▶ [PROMPT]:
Pull out each line of the records holding the string "وأخرجاه".

▶ [EXTRACTED DATA]:
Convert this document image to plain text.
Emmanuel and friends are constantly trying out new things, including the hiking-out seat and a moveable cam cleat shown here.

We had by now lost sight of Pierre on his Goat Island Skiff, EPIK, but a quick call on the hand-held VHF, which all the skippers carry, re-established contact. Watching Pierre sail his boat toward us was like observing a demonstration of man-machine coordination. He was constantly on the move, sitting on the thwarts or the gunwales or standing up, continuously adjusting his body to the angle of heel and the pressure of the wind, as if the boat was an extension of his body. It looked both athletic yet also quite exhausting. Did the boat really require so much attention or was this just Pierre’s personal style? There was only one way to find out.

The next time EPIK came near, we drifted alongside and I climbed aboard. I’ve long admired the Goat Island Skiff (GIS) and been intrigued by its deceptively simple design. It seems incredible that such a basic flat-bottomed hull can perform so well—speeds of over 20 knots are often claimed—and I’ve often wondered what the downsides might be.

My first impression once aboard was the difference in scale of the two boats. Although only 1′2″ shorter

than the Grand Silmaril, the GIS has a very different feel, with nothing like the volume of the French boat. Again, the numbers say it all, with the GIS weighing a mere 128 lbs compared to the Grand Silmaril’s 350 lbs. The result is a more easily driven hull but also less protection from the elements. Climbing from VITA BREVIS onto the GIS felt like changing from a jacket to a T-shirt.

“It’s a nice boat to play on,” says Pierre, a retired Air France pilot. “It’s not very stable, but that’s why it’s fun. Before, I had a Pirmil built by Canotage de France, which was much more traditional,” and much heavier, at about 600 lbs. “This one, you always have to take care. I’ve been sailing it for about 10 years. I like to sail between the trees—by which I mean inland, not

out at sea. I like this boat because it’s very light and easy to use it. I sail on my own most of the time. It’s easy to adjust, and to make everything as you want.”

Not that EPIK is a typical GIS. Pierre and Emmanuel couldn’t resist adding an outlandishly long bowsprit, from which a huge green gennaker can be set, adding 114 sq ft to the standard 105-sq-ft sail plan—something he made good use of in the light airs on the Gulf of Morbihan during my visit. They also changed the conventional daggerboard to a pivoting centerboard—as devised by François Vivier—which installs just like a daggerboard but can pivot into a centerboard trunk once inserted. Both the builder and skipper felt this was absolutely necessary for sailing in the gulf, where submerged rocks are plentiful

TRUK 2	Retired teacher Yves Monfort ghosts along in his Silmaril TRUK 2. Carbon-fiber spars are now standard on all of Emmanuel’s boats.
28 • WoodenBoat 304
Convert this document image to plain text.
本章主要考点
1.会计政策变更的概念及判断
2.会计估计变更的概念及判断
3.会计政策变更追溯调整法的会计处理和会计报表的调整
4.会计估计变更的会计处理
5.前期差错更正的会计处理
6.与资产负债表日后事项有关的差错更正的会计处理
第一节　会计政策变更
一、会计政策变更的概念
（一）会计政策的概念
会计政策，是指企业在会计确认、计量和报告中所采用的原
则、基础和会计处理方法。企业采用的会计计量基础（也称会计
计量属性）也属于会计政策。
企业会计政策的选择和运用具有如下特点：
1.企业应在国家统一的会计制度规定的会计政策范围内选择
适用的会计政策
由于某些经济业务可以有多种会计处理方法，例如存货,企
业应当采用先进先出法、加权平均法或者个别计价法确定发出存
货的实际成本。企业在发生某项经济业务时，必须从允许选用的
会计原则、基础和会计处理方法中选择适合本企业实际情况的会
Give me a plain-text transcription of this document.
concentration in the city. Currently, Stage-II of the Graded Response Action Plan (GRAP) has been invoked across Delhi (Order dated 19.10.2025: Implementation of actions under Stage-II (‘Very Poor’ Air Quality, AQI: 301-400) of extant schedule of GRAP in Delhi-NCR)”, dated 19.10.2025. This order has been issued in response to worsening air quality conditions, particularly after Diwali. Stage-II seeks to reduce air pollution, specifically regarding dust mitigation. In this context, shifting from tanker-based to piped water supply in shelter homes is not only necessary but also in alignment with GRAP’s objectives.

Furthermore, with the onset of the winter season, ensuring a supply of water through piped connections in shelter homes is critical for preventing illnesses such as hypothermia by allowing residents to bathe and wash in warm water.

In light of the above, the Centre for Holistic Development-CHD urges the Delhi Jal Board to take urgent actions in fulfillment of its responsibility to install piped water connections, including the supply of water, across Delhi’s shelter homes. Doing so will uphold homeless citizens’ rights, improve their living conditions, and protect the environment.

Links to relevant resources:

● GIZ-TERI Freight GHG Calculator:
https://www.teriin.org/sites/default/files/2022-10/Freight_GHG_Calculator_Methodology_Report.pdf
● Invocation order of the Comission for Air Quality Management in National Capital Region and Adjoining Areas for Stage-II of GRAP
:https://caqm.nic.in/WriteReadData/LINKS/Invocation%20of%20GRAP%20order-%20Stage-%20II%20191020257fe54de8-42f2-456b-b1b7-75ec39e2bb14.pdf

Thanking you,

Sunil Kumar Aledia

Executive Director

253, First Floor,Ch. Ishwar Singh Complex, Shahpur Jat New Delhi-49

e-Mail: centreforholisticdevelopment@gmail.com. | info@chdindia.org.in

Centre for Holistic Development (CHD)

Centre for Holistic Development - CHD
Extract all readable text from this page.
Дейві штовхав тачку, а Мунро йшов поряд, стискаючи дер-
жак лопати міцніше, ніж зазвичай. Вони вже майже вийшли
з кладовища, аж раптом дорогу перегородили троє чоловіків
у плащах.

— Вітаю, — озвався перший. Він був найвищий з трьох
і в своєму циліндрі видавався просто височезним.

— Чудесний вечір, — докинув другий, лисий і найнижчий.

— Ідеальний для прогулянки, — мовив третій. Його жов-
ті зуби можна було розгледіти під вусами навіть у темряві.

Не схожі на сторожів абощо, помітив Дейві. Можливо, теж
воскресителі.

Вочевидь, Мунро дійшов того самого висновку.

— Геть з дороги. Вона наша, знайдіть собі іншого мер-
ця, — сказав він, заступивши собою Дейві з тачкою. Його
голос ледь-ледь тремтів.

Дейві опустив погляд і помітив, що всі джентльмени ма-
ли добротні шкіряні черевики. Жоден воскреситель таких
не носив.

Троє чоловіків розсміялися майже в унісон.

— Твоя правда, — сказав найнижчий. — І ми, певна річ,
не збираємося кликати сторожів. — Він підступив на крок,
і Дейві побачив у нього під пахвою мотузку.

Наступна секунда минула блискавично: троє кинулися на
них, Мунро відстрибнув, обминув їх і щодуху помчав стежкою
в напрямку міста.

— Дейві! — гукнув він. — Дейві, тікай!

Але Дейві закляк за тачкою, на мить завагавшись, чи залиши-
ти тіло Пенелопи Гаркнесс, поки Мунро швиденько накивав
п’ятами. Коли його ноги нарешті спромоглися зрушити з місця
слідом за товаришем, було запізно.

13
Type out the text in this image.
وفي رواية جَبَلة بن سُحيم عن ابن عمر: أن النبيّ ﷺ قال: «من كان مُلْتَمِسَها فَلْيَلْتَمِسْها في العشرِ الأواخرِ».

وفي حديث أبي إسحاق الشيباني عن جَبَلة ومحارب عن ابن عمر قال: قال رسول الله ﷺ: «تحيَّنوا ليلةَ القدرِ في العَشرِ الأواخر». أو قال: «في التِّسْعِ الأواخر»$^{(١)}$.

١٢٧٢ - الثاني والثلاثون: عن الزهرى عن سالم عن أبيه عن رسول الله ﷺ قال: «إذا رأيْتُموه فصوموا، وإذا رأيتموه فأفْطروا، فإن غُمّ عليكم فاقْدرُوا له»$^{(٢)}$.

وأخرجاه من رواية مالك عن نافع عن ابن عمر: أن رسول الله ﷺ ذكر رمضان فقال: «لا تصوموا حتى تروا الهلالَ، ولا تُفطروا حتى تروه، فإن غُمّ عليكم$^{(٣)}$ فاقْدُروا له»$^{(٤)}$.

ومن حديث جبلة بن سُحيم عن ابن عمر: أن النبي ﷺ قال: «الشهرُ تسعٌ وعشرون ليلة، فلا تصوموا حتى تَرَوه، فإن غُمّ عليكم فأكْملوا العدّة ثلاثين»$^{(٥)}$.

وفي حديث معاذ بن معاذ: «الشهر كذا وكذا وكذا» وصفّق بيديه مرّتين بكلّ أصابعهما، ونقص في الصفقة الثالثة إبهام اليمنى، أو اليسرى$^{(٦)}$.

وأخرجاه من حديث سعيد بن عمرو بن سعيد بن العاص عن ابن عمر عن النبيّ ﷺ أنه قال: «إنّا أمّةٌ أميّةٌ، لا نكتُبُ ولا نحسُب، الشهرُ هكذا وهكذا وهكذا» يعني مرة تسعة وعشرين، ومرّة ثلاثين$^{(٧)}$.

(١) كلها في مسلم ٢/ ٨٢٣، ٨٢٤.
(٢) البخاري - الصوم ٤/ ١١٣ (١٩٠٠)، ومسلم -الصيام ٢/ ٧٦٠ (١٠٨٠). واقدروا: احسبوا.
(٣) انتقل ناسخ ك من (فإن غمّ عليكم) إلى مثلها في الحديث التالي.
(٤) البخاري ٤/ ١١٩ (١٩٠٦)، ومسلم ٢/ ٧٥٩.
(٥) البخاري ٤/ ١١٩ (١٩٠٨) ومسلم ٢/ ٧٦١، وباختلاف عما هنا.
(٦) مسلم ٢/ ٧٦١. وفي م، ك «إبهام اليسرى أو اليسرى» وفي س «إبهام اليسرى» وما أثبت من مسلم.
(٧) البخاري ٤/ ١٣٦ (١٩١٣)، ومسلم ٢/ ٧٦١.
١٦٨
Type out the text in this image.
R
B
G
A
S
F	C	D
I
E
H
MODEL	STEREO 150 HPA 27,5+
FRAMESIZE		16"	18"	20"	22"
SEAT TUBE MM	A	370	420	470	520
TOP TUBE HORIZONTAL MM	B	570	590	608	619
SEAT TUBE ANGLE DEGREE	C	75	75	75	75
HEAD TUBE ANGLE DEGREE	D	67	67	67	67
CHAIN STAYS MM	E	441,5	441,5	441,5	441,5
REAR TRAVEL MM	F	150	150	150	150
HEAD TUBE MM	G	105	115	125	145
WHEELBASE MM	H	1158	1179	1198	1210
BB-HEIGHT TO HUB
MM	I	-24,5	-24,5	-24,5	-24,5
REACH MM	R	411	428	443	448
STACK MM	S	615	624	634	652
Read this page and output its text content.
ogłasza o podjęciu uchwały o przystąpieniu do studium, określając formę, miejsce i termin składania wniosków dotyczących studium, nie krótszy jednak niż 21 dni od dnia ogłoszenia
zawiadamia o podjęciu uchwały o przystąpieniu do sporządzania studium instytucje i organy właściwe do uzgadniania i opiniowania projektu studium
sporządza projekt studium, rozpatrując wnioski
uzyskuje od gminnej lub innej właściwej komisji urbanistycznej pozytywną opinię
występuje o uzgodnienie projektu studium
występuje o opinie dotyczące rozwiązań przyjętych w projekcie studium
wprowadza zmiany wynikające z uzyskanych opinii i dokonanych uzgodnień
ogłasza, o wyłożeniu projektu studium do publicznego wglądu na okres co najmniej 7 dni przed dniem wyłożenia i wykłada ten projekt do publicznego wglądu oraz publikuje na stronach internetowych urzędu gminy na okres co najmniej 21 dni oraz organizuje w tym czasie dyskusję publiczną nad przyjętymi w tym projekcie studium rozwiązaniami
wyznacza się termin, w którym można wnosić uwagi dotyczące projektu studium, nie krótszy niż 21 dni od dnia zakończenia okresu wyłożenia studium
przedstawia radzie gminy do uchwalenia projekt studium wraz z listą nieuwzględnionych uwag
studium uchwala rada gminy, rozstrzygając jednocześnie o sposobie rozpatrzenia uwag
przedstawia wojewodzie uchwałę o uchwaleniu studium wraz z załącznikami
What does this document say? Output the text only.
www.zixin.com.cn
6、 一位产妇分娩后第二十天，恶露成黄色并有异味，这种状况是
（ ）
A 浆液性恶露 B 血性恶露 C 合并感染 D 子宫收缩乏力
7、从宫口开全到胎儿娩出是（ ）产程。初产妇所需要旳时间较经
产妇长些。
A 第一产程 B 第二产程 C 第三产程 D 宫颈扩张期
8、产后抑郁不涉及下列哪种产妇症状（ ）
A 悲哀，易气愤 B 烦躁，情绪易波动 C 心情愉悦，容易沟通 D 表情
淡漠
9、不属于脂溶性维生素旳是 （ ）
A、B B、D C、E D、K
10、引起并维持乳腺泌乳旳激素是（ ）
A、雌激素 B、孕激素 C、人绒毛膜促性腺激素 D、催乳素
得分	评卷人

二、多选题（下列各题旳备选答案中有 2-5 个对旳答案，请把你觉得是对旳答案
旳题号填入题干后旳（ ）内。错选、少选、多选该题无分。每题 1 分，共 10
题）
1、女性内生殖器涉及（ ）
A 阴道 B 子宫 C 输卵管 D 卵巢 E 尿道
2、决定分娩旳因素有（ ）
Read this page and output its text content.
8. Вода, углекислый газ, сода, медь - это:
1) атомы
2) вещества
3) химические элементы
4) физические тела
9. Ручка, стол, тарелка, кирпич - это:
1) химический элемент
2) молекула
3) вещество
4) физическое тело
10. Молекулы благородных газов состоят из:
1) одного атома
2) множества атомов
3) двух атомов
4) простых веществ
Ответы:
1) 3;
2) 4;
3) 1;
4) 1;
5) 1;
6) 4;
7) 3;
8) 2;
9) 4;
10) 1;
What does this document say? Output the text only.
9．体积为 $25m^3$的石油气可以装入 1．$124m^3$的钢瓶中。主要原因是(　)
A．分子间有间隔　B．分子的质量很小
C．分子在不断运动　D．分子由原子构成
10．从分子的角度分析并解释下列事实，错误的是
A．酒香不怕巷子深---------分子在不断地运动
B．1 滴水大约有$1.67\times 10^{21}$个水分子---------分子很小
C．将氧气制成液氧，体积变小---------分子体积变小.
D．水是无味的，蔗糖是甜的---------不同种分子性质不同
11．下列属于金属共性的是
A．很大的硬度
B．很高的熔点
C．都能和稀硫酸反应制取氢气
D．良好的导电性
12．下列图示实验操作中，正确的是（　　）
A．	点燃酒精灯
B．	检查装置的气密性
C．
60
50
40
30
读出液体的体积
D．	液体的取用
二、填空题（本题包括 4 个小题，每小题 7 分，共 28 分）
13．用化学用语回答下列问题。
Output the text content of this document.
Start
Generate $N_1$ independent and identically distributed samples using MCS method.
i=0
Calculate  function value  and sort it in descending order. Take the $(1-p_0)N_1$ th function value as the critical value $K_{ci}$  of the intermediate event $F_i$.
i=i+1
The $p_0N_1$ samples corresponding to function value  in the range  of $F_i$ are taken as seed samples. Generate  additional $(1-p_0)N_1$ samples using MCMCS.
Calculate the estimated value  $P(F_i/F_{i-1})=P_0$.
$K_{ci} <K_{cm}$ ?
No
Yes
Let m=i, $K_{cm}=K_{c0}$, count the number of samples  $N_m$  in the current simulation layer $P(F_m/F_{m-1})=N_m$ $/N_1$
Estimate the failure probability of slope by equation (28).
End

▶ [RESULT BELOW]:
وأخرجاه من رواية مالك عن نافع عن ابن عمر: أن رسول الله ﷺ ذكر رمضان فقال: «لا تصوموا حتى تروا الهلالَ، ولا تُفطروا حتى تروه، فإن غُمّ عليكم$^{(٣)}$ فاقْدُروا له»$^{(٤)}$.
وأخرجاه من حديث سعيد بن عمرو بن سعيد بن العاص عن ابن عمر عن النبيّ ﷺ أنه قال: «إنّا أمّةٌ أميّةٌ، لا نكتُبُ ولا نحسُب، الشهرُ هكذا وهكذا وهكذا» يعني مرة تسعة وعشرين، ومرّة ثلاثين$^{(٧)}$.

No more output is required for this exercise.